What are 'Taxable Preferred Securities '

Taxable preferred securities are a type of preferred equity security. Taxable preferred securities do not qualify for the dividends-received deduction for corporations that typical preferred securities do.

BREAKING DOWN 'Taxable Preferred Securities '

Taxable preferred securities are securities that trade like bonds, in regular denominations of $25 par and $1,000 par. The $25 par securities are usually bought and sold by retail investors, whereas institutional investors primarily deal in the $1,000 par securities. Taxable preferred securities are usually junior level liabilities, and the coupons tied to them can either be fixed or variable, and for indefinite or specific maturities.

The IRS treats the dividends paid as regular income instead of dividends to the investor. Corporations receive a more favorable tax treatment for their taxable preferred securities than individuals do. Because of this, taxable preferred securities typically trade at higher yield spreads than regular preferred securities. This type of security started to take off in the mid-1990s. Since then, the popularity of taxable preferred securities continued to increase, leading to several funds and exchange-traded funds that invest solely in taxable preferred securities.

» EXERCISE SET:
**1)** Summarize the passage on taxable preferred securities in two sentences.
**2)** Translate this sentence from the passage on taxable preferred securities into Spanish: "The IRS treats the dividends paid as regular income instead of dividends to the investor."
The records have no connection to the passage on taxable preferred securities.

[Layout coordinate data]
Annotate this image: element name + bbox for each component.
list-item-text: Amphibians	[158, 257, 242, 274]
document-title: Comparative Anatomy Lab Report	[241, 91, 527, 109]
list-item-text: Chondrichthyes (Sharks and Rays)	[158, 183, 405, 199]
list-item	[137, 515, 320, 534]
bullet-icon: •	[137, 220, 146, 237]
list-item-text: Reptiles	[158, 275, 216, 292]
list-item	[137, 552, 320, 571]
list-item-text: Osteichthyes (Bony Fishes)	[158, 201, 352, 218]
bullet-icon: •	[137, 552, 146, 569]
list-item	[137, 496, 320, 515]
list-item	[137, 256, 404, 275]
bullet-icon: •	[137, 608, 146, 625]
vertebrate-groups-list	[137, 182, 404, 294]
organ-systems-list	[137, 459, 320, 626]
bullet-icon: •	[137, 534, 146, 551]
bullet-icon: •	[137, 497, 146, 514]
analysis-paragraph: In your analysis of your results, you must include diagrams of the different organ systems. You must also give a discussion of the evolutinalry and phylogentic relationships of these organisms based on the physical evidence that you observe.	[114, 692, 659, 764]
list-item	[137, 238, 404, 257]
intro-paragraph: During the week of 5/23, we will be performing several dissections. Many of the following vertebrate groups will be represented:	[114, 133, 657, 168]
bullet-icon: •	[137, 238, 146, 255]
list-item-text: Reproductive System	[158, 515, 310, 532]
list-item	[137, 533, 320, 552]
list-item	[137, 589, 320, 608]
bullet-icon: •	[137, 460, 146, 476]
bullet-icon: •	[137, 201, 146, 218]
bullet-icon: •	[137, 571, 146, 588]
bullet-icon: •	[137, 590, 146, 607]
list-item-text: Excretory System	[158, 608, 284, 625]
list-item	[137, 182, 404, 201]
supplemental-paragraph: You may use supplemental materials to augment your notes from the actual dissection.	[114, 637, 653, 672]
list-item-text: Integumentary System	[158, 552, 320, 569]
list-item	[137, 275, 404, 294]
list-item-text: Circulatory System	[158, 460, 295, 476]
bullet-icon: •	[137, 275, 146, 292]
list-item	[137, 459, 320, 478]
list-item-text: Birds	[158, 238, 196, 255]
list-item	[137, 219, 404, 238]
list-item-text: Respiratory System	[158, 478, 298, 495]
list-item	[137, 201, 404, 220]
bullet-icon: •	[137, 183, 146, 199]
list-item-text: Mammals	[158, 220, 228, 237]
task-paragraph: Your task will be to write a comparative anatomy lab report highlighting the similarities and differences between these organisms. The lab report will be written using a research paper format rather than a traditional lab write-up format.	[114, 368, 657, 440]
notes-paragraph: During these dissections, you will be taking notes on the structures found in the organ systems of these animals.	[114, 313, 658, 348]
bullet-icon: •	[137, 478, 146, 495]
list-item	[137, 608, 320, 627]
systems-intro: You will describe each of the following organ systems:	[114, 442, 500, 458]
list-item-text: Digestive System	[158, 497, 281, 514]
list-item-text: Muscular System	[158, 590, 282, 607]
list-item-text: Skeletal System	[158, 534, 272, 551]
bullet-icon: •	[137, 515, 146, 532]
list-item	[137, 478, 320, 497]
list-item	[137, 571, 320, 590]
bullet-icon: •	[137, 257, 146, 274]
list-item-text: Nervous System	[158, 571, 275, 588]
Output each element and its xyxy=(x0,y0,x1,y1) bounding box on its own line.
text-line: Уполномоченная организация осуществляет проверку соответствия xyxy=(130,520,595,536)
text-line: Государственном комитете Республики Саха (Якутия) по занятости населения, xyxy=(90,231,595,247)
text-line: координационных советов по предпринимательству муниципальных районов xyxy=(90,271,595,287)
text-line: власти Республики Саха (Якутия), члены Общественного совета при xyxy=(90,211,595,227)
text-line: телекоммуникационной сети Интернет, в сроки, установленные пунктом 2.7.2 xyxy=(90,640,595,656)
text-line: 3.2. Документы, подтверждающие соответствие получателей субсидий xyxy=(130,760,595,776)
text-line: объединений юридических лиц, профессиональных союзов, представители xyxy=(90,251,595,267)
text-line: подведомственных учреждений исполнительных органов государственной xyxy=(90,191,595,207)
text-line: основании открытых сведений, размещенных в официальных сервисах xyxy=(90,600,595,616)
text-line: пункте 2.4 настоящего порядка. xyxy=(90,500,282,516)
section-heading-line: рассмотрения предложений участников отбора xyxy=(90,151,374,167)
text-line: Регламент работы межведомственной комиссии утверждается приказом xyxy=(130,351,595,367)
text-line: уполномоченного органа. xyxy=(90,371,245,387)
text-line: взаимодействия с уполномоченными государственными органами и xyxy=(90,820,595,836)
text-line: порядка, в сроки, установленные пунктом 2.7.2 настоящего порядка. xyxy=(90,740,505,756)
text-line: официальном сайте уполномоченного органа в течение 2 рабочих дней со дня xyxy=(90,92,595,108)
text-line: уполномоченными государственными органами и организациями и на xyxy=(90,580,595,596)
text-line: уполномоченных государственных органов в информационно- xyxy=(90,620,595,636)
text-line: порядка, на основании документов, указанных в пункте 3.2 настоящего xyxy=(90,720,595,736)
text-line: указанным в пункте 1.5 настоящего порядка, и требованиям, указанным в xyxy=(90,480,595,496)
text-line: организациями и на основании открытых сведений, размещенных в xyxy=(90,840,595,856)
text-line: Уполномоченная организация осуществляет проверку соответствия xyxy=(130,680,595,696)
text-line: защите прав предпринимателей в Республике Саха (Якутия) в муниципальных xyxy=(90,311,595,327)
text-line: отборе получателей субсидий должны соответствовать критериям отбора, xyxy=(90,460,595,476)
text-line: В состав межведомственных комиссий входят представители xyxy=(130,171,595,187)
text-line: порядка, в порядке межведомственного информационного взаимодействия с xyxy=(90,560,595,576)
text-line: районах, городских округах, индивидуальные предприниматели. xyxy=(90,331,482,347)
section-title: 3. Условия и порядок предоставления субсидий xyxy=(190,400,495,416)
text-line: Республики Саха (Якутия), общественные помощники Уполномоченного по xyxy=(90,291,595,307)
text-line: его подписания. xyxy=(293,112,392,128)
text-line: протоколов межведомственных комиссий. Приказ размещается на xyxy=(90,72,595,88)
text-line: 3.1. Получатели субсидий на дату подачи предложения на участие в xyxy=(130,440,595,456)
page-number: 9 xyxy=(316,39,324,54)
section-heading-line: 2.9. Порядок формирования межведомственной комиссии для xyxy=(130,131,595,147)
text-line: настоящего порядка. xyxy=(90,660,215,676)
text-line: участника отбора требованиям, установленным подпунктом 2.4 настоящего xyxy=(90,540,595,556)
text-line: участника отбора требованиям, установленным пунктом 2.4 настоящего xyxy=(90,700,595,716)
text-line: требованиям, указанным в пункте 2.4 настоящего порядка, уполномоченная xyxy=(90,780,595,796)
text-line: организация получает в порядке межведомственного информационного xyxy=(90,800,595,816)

» RESPONSE LIST:
**1)** Taxable preferred securities are preferred equity securities that, unlike typical preferred securities, do not qualify for the corporate dividends-received deduction, and they trade like bonds in $25 par denominations, usually bought by retail investors, and $1,000 par denominations, mainly handled by institutional investors. Because the IRS treats their dividends as regular income, they typically trade at higher yield spreads than regular preferred securities, and since taking off in the mid-1990s their popularity has grown enough to support several funds and exchange-traded funds that invest solely in them.

**2)** El IRS trata los dividendos pagados como ingresos ordinarios en lugar de como dividendos para el inversionista.